(Records from a collection)

────────────────

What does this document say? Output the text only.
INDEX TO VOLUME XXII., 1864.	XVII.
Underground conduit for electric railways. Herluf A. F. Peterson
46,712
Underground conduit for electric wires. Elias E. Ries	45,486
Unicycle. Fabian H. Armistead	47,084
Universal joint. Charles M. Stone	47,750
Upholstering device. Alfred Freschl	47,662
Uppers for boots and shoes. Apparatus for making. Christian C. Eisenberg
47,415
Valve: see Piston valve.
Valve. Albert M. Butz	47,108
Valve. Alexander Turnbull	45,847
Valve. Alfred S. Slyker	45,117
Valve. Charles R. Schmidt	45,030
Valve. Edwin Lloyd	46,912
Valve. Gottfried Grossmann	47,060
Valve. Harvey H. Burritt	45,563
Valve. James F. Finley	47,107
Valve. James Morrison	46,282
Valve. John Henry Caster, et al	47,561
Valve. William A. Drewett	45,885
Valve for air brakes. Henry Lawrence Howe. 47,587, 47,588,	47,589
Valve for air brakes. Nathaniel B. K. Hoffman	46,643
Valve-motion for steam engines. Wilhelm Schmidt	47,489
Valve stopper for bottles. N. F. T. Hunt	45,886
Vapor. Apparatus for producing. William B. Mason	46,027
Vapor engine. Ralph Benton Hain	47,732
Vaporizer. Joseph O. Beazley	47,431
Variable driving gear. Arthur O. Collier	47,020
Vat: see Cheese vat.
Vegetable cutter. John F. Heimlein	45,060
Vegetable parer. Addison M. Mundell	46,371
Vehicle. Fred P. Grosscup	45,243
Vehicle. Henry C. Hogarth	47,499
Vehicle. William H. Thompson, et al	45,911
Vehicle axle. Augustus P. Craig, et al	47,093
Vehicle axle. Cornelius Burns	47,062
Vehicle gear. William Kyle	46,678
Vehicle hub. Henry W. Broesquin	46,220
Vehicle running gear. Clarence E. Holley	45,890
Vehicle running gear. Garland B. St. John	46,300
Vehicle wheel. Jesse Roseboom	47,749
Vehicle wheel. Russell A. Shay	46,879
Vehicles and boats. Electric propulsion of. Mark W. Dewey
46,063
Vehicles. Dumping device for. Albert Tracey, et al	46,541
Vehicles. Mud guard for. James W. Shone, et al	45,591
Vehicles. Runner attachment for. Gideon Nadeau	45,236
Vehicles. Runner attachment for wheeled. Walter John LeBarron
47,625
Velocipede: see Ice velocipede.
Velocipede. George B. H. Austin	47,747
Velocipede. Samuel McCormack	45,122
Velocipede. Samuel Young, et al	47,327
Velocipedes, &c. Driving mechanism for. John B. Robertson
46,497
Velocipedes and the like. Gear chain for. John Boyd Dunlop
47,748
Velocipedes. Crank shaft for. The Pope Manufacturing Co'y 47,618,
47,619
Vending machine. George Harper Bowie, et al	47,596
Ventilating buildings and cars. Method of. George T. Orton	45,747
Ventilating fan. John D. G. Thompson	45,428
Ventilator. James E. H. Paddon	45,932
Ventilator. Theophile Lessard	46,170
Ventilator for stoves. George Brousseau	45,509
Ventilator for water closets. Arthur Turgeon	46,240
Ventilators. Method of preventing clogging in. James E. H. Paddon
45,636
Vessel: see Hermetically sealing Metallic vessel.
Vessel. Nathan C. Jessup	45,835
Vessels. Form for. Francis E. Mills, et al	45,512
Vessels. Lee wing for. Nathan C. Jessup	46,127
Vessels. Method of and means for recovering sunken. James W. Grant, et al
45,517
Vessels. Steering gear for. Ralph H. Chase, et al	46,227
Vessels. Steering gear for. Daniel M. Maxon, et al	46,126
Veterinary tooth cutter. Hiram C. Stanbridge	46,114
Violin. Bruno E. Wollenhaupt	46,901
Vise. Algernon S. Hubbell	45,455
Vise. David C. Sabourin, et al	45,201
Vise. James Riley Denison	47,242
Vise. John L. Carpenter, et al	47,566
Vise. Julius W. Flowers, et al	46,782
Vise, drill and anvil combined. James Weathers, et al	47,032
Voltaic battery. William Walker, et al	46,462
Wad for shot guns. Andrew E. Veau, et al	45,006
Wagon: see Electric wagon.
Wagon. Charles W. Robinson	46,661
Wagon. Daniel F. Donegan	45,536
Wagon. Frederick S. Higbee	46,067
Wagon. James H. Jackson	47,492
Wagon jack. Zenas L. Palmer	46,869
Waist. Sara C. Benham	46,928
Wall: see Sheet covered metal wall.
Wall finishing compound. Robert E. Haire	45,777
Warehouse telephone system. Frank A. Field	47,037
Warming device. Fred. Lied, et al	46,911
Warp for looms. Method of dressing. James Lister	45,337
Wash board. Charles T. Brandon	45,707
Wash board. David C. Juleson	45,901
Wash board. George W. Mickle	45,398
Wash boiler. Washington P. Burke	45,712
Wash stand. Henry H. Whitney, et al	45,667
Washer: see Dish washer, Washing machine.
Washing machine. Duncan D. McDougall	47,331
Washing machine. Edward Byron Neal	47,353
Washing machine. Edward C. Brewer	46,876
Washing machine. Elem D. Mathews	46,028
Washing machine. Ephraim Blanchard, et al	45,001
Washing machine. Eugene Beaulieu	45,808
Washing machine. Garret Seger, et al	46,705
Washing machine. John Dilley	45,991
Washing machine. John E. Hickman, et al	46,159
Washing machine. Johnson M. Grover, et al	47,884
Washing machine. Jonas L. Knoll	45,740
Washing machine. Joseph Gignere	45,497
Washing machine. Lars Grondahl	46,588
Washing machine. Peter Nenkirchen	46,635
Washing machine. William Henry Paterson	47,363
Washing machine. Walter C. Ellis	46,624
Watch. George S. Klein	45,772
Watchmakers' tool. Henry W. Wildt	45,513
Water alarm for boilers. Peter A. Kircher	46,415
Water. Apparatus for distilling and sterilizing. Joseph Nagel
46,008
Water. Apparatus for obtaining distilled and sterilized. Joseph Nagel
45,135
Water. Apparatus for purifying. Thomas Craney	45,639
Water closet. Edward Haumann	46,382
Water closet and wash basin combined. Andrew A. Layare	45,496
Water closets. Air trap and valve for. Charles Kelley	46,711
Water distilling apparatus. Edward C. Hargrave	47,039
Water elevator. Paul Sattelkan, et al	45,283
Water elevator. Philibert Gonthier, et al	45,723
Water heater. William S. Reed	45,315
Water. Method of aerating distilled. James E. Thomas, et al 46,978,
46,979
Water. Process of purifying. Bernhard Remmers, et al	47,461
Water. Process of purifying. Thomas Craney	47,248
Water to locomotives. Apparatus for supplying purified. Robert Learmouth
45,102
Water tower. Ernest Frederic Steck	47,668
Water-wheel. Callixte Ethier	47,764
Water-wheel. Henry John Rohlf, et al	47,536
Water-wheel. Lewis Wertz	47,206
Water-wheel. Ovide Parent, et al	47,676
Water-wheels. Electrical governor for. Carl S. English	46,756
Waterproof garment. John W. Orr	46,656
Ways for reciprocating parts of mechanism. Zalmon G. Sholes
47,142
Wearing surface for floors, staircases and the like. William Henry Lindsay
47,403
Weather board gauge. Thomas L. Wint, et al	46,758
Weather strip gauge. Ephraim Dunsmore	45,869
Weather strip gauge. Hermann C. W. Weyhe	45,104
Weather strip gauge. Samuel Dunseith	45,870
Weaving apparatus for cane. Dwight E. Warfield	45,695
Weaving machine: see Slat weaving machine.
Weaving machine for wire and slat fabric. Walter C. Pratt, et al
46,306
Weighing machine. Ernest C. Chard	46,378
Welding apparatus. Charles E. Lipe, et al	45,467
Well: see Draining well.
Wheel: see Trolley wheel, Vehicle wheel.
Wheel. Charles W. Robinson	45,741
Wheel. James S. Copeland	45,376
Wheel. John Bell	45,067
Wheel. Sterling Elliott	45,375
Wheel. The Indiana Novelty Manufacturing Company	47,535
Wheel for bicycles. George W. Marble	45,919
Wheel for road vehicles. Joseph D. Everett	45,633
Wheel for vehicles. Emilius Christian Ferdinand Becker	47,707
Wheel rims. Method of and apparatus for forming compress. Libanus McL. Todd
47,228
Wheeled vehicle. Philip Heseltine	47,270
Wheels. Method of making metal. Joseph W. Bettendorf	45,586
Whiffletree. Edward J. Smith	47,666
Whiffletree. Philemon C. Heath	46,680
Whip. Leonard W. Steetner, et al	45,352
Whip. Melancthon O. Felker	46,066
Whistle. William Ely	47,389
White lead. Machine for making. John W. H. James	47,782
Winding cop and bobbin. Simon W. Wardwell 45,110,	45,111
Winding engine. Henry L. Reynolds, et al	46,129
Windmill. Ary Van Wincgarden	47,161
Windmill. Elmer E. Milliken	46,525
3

────────────────

### [Task goal]
What is the number of lines holding the word "distilled"? State it alone.

### [Exercise output]
2